WRITTEN PROBLEM ▸
Please edit the material from its start through the line containing "arrow-2-head bbox=[500, 163, 536, 193]", inclusive, replacing "screenshot" with "screen capture" and keeping everything else unchanged. Give back only those lines, without the pictures.

Rows from a layout dataset:
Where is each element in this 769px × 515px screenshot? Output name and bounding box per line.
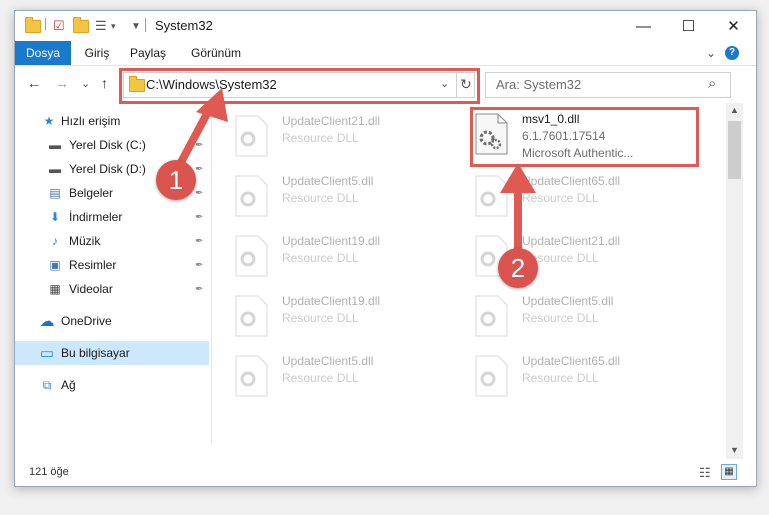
step-badge-2: 2 bbox=[498, 248, 538, 288]
arrow-1-shaft bbox=[174, 104, 214, 172]
step-badge-1: 1 bbox=[156, 160, 196, 200]
arrow-2-head bbox=[500, 163, 536, 193]
annotation-arrows bbox=[174, 88, 536, 256]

OUTPUT ▸
Where is each element in this 769px × 515px screen capture? Output name and bounding box per line.
step-badge-2: 2 bbox=[498, 248, 538, 288]
arrow-1-shaft bbox=[174, 104, 214, 172]
step-badge-1: 1 bbox=[156, 160, 196, 200]
arrow-2-head bbox=[500, 163, 536, 193]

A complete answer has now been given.